▸ **WHAT THE EXERCISE ASKS**
Return all entries word for word, but drop any images.

▸ **Dataset items**
• • • • • • •
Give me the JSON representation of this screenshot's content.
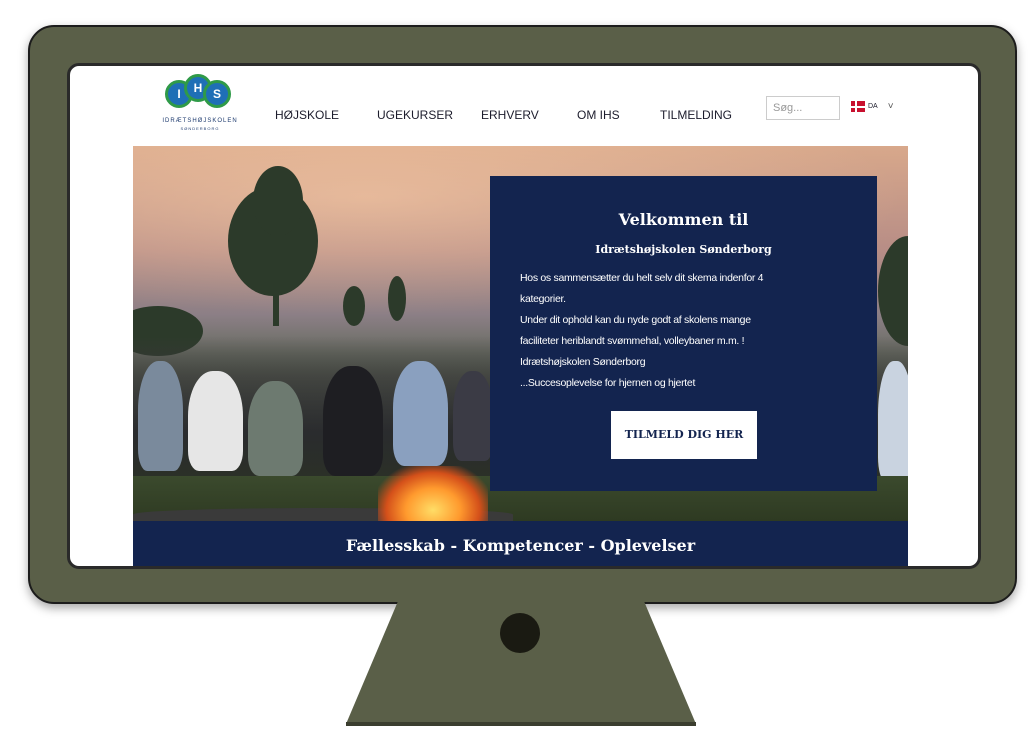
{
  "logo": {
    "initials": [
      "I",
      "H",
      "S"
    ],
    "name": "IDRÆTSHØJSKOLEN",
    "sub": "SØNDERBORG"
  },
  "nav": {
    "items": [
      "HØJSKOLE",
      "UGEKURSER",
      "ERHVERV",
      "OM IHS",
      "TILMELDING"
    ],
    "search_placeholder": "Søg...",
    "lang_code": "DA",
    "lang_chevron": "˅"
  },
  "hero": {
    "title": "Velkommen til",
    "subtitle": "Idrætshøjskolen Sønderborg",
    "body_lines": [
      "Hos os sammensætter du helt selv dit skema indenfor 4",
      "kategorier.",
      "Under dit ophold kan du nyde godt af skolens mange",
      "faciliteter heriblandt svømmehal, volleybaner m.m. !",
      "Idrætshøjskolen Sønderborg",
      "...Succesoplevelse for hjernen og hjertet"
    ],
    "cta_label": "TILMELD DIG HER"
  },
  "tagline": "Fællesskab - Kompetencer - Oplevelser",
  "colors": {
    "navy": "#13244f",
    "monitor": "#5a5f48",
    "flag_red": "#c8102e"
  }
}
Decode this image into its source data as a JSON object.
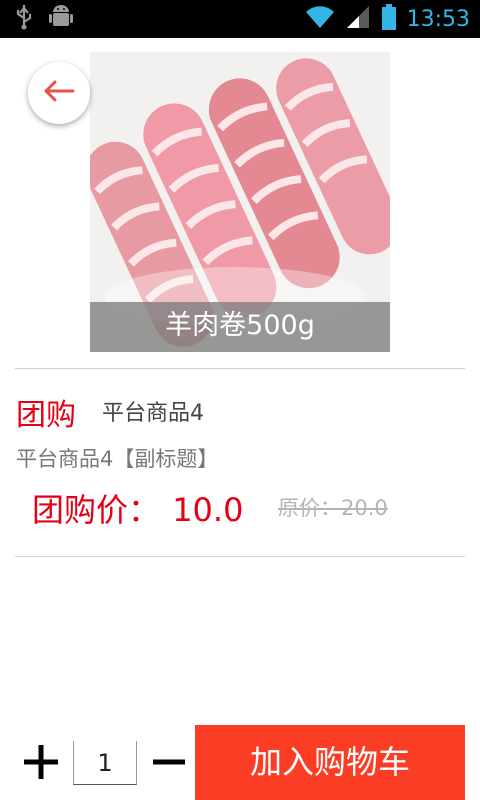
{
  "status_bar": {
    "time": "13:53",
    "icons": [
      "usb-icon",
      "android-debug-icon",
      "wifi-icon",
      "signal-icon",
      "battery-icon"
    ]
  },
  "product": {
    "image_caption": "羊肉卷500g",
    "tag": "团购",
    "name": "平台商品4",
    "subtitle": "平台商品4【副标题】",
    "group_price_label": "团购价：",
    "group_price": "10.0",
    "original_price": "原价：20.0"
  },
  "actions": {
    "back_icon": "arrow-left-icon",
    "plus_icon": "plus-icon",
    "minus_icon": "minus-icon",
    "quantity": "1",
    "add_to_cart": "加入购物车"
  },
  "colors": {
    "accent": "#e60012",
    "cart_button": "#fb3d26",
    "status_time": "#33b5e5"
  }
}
• • • • • • •
▸ **TASK SOLUTION**
Give me the JSON representation of this screenshot's content.
{
  "logo": {
    "initials": [
      "I",
      "H",
      "S"
    ],
    "name": "IDRÆTSHØJSKOLEN",
    "sub": "SØNDERBORG"
  },
  "nav": {
    "items": [
      "HØJSKOLE",
      "UGEKURSER",
      "ERHVERV",
      "OM IHS",
      "TILMELDING"
    ],
    "search_placeholder": "Søg...",
    "lang_code": "DA",
    "lang_chevron": "˅"
  },
  "hero": {
    "title": "Velkommen til",
    "subtitle": "Idrætshøjskolen Sønderborg",
    "body_lines": [
      "Hos os sammensætter du helt selv dit skema indenfor 4",
      "kategorier.",
      "Under dit ophold kan du nyde godt af skolens mange",
      "faciliteter heriblandt svømmehal, volleybaner m.m. !",
      "Idrætshøjskolen Sønderborg",
      "...Succesoplevelse for hjernen og hjertet"
    ],
    "cta_label": "TILMELD DIG HER"
  },
  "tagline": "Fællesskab - Kompetencer - Oplevelser",
  "colors": {
    "navy": "#13244f",
    "monitor": "#5a5f48",
    "flag_red": "#c8102e"
  }
}
Decode this image into its source data as a JSON object.
{
  "status_bar": {
    "time": "13:53",
    "icons": [
      "usb-icon",
      "android-debug-icon",
      "wifi-icon",
      "signal-icon",
      "battery-icon"
    ]
  },
  "product": {
    "image_caption": "羊肉卷500g",
    "tag": "团购",
    "name": "平台商品4",
    "subtitle": "平台商品4【副标题】",
    "group_price_label": "团购价：",
    "group_price": "10.0",
    "original_price": "原价：20.0"
  },
  "actions": {
    "back_icon": "arrow-left-icon",
    "plus_icon": "plus-icon",
    "minus_icon": "minus-icon",
    "quantity": "1",
    "add_to_cart": "加入购物车"
  },
  "colors": {
    "accent": "#e60012",
    "cart_button": "#fb3d26",
    "status_time": "#33b5e5"
  }
}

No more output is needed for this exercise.